■ Task statement
Your answer should be one number: how many lines of the data include the string "vectors"?

■ Listed records

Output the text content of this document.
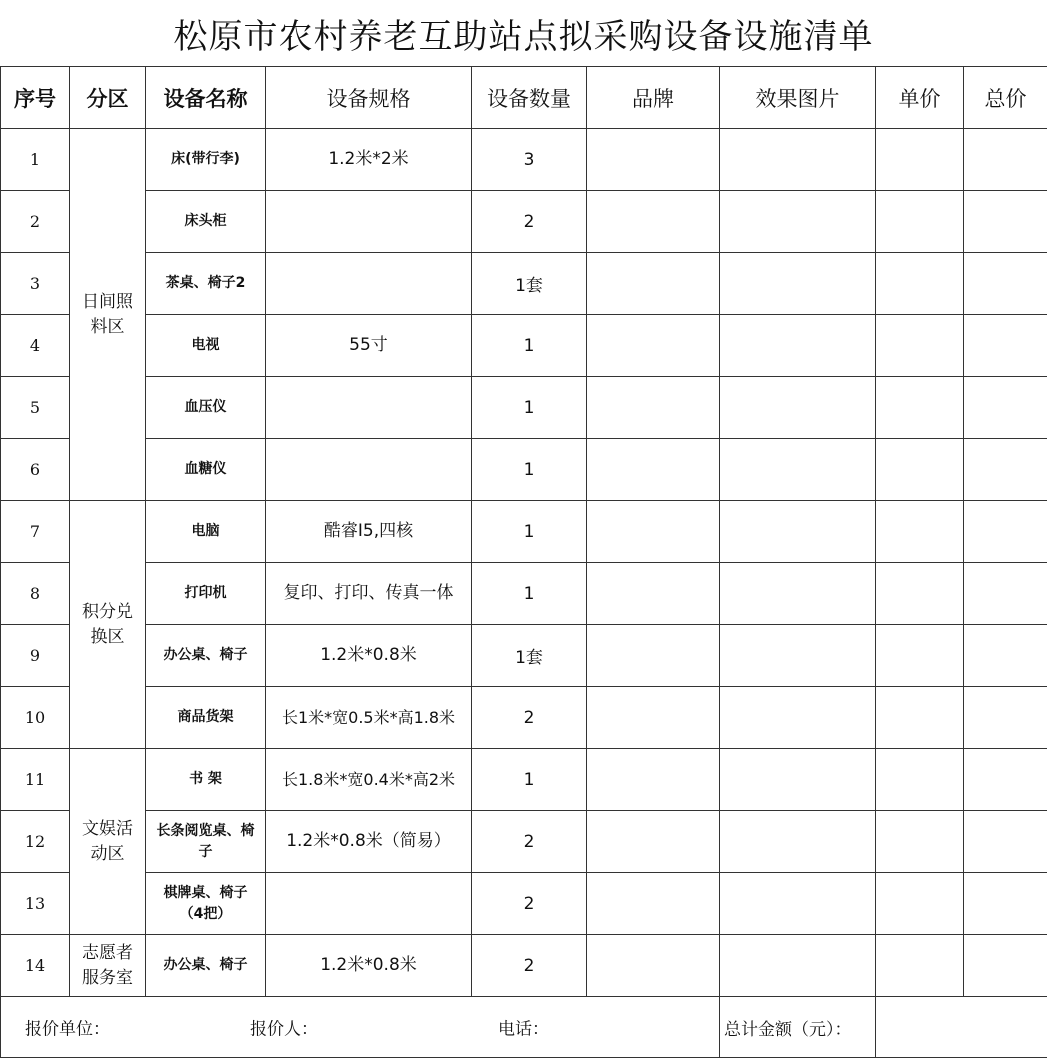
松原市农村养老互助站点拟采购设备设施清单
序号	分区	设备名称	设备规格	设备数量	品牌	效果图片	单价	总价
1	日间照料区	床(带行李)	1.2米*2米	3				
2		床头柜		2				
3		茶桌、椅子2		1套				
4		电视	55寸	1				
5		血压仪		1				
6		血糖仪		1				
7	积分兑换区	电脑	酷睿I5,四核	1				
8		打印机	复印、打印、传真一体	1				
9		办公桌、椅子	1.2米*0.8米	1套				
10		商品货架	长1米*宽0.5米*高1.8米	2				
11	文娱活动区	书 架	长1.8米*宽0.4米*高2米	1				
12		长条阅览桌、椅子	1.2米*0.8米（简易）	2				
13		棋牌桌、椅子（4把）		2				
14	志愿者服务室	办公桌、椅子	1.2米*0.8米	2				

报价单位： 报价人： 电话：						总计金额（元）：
* * *
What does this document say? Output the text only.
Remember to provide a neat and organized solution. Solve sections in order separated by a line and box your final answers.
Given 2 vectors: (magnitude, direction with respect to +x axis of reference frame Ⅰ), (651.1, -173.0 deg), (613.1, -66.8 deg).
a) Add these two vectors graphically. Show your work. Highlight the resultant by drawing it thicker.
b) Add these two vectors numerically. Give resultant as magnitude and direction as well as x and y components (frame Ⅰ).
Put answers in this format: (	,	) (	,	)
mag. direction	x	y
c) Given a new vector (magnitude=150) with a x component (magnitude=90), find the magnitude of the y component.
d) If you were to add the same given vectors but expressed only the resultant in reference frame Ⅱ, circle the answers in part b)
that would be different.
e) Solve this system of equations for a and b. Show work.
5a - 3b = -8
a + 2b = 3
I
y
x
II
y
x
* * *
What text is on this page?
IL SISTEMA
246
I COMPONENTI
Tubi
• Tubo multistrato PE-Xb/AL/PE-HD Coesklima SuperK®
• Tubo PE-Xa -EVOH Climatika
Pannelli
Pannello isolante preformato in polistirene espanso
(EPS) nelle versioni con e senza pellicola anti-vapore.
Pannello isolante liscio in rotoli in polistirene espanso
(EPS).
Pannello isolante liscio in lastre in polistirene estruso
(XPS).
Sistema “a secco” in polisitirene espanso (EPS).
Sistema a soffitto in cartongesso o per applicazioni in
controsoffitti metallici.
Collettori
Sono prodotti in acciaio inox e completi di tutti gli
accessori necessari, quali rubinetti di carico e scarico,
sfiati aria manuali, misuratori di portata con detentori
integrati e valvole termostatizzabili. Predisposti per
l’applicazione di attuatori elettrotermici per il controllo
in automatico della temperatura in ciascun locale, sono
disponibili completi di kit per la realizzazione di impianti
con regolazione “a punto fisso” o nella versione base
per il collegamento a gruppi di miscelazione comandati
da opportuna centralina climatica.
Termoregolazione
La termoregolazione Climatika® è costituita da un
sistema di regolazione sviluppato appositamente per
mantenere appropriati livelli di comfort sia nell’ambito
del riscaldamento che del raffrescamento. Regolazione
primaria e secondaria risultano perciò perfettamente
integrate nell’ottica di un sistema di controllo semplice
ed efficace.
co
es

■ Result of this exercise
4